A run of records
%%

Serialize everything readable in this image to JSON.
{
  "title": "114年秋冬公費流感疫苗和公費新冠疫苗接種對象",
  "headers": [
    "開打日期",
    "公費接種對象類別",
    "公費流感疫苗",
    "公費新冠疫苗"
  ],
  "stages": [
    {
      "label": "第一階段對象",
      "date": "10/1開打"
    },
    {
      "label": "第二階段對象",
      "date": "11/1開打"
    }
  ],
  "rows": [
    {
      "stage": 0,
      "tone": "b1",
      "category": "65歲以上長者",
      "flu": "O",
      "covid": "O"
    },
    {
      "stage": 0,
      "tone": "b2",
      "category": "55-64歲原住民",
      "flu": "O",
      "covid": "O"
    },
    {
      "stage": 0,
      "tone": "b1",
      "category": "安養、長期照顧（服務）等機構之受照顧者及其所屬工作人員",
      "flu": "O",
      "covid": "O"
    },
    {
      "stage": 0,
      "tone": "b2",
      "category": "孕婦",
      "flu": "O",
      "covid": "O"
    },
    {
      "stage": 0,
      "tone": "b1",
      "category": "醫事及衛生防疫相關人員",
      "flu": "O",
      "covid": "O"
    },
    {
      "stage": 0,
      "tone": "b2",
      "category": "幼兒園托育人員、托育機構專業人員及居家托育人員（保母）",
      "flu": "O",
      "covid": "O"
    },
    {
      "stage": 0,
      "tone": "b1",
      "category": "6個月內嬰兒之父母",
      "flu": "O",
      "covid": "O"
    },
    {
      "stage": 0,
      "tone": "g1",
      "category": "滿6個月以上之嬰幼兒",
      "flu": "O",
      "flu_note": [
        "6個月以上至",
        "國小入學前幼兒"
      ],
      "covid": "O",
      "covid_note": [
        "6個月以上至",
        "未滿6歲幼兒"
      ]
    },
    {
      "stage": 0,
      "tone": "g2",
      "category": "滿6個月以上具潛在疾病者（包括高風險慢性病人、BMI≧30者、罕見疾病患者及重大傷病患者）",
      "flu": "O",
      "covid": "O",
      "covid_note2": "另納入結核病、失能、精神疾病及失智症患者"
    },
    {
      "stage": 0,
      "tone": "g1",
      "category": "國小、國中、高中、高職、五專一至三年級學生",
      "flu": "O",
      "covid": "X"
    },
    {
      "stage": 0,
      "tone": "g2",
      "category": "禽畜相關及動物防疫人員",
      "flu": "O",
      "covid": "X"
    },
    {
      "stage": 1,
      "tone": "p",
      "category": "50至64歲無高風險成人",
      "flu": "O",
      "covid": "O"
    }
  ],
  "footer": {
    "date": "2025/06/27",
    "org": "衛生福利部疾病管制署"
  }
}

%%

Set down each entry again, unchanged.

Serialize everything readable in this image to JSON.
{
  "title": "114年秋冬公費流感疫苗和公費新冠疫苗接種對象",
  "headers": [
    "開打日期",
    "公費接種對象類別",
    "公費流感疫苗",
    "公費新冠疫苗"
  ],
  "stages": [
    {
      "label": "第一階段對象",
      "date": "10/1開打"
    },
    {
      "label": "第二階段對象",
      "date": "11/1開打"
    }
  ],
  "rows": [
    {
      "stage": 0,
      "tone": "b1",
      "category": "65歲以上長者",
      "flu": "O",
      "covid": "O"
    },
    {
      "stage": 0,
      "tone": "b2",
      "category": "55-64歲原住民",
      "flu": "O",
      "covid": "O"
    },
    {
      "stage": 0,
      "tone": "b1",
      "category": "安養、長期照顧（服務）等機構之受照顧者及其所屬工作人員",
      "flu": "O",
      "covid": "O"
    },
    {
      "stage": 0,
      "tone": "b2",
      "category": "孕婦",
      "flu": "O",
      "covid": "O"
    },
    {
      "stage": 0,
      "tone": "b1",
      "category": "醫事及衛生防疫相關人員",
      "flu": "O",
      "covid": "O"
    },
    {
      "stage": 0,
      "tone": "b2",
      "category": "幼兒園托育人員、托育機構專業人員及居家托育人員（保母）",
      "flu": "O",
      "covid": "O"
    },
    {
      "stage": 0,
      "tone": "b1",
      "category": "6個月內嬰兒之父母",
      "flu": "O",
      "covid": "O"
    },
    {
      "stage": 0,
      "tone": "g1",
      "category": "滿6個月以上之嬰幼兒",
      "flu": "O",
      "flu_note": [
        "6個月以上至",
        "國小入學前幼兒"
      ],
      "covid": "O",
      "covid_note": [
        "6個月以上至",
        "未滿6歲幼兒"
      ]
    },
    {
      "stage": 0,
      "tone": "g2",
      "category": "滿6個月以上具潛在疾病者（包括高風險慢性病人、BMI≧30者、罕見疾病患者及重大傷病患者）",
      "flu": "O",
      "covid": "O",
      "covid_note2": "另納入結核病、失能、精神疾病及失智症患者"
    },
    {
      "stage": 0,
      "tone": "g1",
      "category": "國小、國中、高中、高職、五專一至三年級學生",
      "flu": "O",
      "covid": "X"
    },
    {
      "stage": 0,
      "tone": "g2",
      "category": "禽畜相關及動物防疫人員",
      "flu": "O",
      "covid": "X"
    },
    {
      "stage": 1,
      "tone": "p",
      "category": "50至64歲無高風險成人",
      "flu": "O",
      "covid": "O"
    }
  ],
  "footer": {
    "date": "2025/06/27",
    "org": "衛生福利部疾病管制署"
  }
}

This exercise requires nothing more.